--- Start of Material shown ---
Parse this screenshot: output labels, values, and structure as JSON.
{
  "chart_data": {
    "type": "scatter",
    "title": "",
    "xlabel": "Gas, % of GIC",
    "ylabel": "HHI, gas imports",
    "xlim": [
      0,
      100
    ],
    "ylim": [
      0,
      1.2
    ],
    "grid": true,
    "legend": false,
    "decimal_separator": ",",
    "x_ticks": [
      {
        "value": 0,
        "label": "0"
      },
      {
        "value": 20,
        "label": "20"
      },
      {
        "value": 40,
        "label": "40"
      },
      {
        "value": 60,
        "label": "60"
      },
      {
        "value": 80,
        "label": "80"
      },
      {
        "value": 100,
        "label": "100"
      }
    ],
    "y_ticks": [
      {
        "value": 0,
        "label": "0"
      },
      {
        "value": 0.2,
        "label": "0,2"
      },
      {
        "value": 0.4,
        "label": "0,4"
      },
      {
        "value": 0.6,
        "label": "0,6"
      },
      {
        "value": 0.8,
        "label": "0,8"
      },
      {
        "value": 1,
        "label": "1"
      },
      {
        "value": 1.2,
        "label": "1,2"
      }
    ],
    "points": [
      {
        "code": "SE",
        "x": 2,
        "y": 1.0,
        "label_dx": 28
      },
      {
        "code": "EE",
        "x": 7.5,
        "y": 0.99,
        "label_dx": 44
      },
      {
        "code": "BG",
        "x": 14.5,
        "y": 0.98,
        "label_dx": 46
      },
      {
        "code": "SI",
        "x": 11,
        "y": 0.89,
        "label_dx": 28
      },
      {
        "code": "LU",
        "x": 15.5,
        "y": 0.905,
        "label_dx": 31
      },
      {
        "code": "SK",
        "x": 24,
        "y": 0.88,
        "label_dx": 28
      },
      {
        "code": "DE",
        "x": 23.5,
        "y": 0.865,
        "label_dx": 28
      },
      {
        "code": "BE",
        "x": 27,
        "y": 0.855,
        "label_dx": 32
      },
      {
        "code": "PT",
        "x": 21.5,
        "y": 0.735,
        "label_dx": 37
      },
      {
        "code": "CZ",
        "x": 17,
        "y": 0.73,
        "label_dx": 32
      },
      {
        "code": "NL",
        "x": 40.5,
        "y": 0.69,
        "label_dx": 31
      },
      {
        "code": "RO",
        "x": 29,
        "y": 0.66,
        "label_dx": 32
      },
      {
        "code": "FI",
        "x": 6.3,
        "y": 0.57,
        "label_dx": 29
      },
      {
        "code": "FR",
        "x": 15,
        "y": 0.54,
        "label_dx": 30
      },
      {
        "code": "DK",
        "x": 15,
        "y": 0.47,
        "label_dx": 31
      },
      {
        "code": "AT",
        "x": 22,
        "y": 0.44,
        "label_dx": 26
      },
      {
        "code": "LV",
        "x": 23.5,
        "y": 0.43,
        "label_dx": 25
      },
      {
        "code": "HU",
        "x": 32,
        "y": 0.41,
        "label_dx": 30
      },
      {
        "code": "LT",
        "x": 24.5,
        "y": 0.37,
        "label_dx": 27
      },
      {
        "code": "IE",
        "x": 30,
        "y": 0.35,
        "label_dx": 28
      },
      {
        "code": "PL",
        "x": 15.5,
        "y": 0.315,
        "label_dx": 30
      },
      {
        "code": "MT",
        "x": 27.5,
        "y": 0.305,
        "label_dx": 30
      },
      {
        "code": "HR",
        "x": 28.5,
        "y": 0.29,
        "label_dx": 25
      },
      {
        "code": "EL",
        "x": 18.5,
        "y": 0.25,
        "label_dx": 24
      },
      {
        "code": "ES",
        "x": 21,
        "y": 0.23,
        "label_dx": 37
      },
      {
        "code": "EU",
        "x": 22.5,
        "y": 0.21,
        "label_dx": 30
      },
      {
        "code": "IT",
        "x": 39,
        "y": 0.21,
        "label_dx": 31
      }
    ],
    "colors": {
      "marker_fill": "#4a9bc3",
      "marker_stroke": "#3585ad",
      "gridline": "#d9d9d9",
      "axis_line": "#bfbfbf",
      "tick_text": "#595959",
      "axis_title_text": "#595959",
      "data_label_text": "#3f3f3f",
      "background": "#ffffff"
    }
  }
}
--- End of Material shown ---
Output all records verbatim.

» **Expected answer**:
Parse this screenshot: output labels, values, and structure as JSON.
{
  "chart_data": {
    "type": "scatter",
    "title": "",
    "xlabel": "Gas, % of GIC",
    "ylabel": "HHI, gas imports",
    "xlim": [
      0,
      100
    ],
    "ylim": [
      0,
      1.2
    ],
    "grid": true,
    "legend": false,
    "decimal_separator": ",",
    "x_ticks": [
      {
        "value": 0,
        "label": "0"
      },
      {
        "value": 20,
        "label": "20"
      },
      {
        "value": 40,
        "label": "40"
      },
      {
        "value": 60,
        "label": "60"
      },
      {
        "value": 80,
        "label": "80"
      },
      {
        "value": 100,
        "label": "100"
      }
    ],
    "y_ticks": [
      {
        "value": 0,
        "label": "0"
      },
      {
        "value": 0.2,
        "label": "0,2"
      },
      {
        "value": 0.4,
        "label": "0,4"
      },
      {
        "value": 0.6,
        "label": "0,6"
      },
      {
        "value": 0.8,
        "label": "0,8"
      },
      {
        "value": 1,
        "label": "1"
      },
      {
        "value": 1.2,
        "label": "1,2"
      }
    ],
    "points": [
      {
        "code": "SE",
        "x": 2,
        "y": 1.0,
        "label_dx": 28
      },
      {
        "code": "EE",
        "x": 7.5,
        "y": 0.99,
        "label_dx": 44
      },
      {
        "code": "BG",
        "x": 14.5,
        "y": 0.98,
        "label_dx": 46
      },
      {
        "code": "SI",
        "x": 11,
        "y": 0.89,
        "label_dx": 28
      },
      {
        "code": "LU",
        "x": 15.5,
        "y": 0.905,
        "label_dx": 31
      },
      {
        "code": "SK",
        "x": 24,
        "y": 0.88,
        "label_dx": 28
      },
      {
        "code": "DE",
        "x": 23.5,
        "y": 0.865,
        "label_dx": 28
      },
      {
        "code": "BE",
        "x": 27,
        "y": 0.855,
        "label_dx": 32
      },
      {
        "code": "PT",
        "x": 21.5,
        "y": 0.735,
        "label_dx": 37
      },
      {
        "code": "CZ",
        "x": 17,
        "y": 0.73,
        "label_dx": 32
      },
      {
        "code": "NL",
        "x": 40.5,
        "y": 0.69,
        "label_dx": 31
      },
      {
        "code": "RO",
        "x": 29,
        "y": 0.66,
        "label_dx": 32
      },
      {
        "code": "FI",
        "x": 6.3,
        "y": 0.57,
        "label_dx": 29
      },
      {
        "code": "FR",
        "x": 15,
        "y": 0.54,
        "label_dx": 30
      },
      {
        "code": "DK",
        "x": 15,
        "y": 0.47,
        "label_dx": 31
      },
      {
        "code": "AT",
        "x": 22,
        "y": 0.44,
        "label_dx": 26
      },
      {
        "code": "LV",
        "x": 23.5,
        "y": 0.43,
        "label_dx": 25
      },
      {
        "code": "HU",
        "x": 32,
        "y": 0.41,
        "label_dx": 30
      },
      {
        "code": "LT",
        "x": 24.5,
        "y": 0.37,
        "label_dx": 27
      },
      {
        "code": "IE",
        "x": 30,
        "y": 0.35,
        "label_dx": 28
      },
      {
        "code": "PL",
        "x": 15.5,
        "y": 0.315,
        "label_dx": 30
      },
      {
        "code": "MT",
        "x": 27.5,
        "y": 0.305,
        "label_dx": 30
      },
      {
        "code": "HR",
        "x": 28.5,
        "y": 0.29,
        "label_dx": 25
      },
      {
        "code": "EL",
        "x": 18.5,
        "y": 0.25,
        "label_dx": 24
      },
      {
        "code": "ES",
        "x": 21,
        "y": 0.23,
        "label_dx": 37
      },
      {
        "code": "EU",
        "x": 22.5,
        "y": 0.21,
        "label_dx": 30
      },
      {
        "code": "IT",
        "x": 39,
        "y": 0.21,
        "label_dx": 31
      }
    ],
    "colors": {
      "marker_fill": "#4a9bc3",
      "marker_stroke": "#3585ad",
      "gridline": "#d9d9d9",
      "axis_line": "#bfbfbf",
      "tick_text": "#595959",
      "axis_title_text": "#595959",
      "data_label_text": "#3f3f3f",
      "background": "#ffffff"
    }
  }
}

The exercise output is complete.